Membedah Undang-undang Kesehatan dan Dampaknya Terhadap Kefarmasian

Jurusan Farmasi Fakultas Matematika dan Ilmu Pengetahuan Alam Universitas Islam Indonesia (FMIPA UII), menyelenggarakan seminar nasional dan Family Gathering dalam rangka Lustrum V Farmasi UII. Acara bertemakan “Kupas Tuntas Dampak Undang-Undang Kesehatan terhadap Praktik Kefarmasian”, digelar pada Sabtu (14/10) di Ruang Teatrikal Lt. 2 Gedung Kuliah Umum (GKU) Prof. Dr. Sardjito UII.

Hadir sebagai narasumber, Wakil Ketua Komisi IX Dewan Perwakilan Rakyat Republik Indonesia (DPR RI), Emanuel Melkiades Laka Lena, S.Si., serta 2 alumni Farmasi UII, apt. Sudarsono. M.Sc., dan apt. Lintang Purba Jaya. M.Si., Kepala Balai Besar Pengawas Obat dan Makanan (BPPOM) di Semarang. Turut hadir untuk membuka sekaligus memberikan sambutan, Prof. Dr. apt. Yandi Syukri, M.Si.

Pencapaian Farmasi UII saat ini disebut Prof. Dr. apt. Yandi Syukri sebagai buah dari usaha selama bertahun-tahun. “Dalam 25 tahun, ini adalah topik yang kita angkat, bagaimana memantapkan Farmasi UII sebagai rujukan nasional dan bertaraf internasional, ini adalah mimpi yang kita rancang, yang kita desain sejak 20 tahun yang lalu,” sebut Prof. Dr. apt. Yandi Syukri dalam sambutannya.

Prof. Dr. apt. Yandi Syukri menegaskan, perkembangan Farmasi UII sejatinya harus menjadi motivasi untuk mahasiswa dalam mengembangkan karakter yang kuat. “Tujuan pendidikan itu adalah melatih, mengasah karakter, kalau kampus gagal melatih karakter, percuma, tidak akan tercapai tujuan pendidikan, setelah melatih karakter, berilah ilmu farmasi itu. Tetapi jangan lupa melatih karakter yang nanti diintegrasikan ke dalam sistem pendidikan, karena tujuan pendidikan nasional itu karakter dulu baru diberikan ilmu pengetahuan, dan terakhir menghasilkan mahasiswa yang berakhlak mulia, sehat, berilmu, cakap, mandiri, menjadi warga negara yang demokratis,” tegasnya.

Prof. Dr. apt. Yandi Syukri memberikan beberapa tips bagi generasi penerus bangsa agar dapat meraih kesuksesan. “Kunci sukses yang pertama adalah kejujuran, kalau kampus pendidikan gagal melatih kejujuran, tidak usahlah berfikir menjadi bangsa yang maju. Kedua adalah disiplin, kalau kampus gagal melatih kedisiplinan, masih memberikan toleransi tidak usahlah berbicara tentang kemajuan,”

----

• [Perintah a]:
Hitung baris dalam catatan di bawah yang memuat string "cals", dengan memperhatikan huruf besar dan kecil. Tuliskan angkanya saja.

(Entri Tersimpan)

----

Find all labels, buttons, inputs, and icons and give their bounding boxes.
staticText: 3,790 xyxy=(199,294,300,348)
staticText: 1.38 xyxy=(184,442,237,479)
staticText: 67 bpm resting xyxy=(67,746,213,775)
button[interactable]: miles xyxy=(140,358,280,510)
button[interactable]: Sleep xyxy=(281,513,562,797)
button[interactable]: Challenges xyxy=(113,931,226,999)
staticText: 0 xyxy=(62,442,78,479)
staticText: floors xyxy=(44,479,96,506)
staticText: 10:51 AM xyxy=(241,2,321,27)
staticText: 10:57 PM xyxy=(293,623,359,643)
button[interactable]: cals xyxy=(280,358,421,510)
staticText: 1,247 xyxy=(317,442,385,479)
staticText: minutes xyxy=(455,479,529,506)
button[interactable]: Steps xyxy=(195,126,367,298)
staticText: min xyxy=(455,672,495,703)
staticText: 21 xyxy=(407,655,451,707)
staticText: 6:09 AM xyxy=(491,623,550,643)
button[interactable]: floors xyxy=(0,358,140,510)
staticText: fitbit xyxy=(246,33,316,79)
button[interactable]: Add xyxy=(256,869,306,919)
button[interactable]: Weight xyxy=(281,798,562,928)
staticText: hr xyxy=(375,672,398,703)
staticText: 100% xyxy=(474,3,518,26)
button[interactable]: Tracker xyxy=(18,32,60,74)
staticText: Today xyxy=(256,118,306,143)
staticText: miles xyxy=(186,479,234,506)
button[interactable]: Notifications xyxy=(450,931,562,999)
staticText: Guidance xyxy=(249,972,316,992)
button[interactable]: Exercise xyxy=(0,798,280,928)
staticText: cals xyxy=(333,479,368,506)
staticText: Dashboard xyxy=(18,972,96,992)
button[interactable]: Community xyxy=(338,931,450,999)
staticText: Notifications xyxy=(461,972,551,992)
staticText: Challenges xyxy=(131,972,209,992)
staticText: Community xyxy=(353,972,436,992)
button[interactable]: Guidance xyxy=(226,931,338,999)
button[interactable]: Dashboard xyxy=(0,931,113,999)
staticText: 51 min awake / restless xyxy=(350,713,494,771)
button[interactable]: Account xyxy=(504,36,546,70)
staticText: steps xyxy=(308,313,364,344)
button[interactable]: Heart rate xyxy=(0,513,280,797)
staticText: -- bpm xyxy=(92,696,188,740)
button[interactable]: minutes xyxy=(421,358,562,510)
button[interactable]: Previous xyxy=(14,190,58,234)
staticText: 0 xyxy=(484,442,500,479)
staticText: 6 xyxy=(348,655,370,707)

----

• [Perintah b]:
Salin kembali bagian artikel tentang seminar Undang-Undang Kesehatan di atas, seluruhnya dari "Membedah Undang-undang Kesehatan" hingga "Dr. Sardjito UII.", dan tukar "Sabtu" dengan "Minggu".

• [Jawaban a]:
2

• [Jawaban b]:
Membedah Undang-undang Kesehatan dan Dampaknya Terhadap Kefarmasian

Jurusan Farmasi Fakultas Matematika dan Ilmu Pengetahuan Alam Universitas Islam Indonesia (FMIPA UII), menyelenggarakan seminar nasional dan Family Gathering dalam rangka Lustrum V Farmasi UII. Acara bertemakan “Kupas Tuntas Dampak Undang-Undang Kesehatan terhadap Praktik Kefarmasian”, digelar pada Minggu (14/10) di Ruang Teatrikal Lt. 2 Gedung Kuliah Umum (GKU) Prof. Dr. Sardjito UII.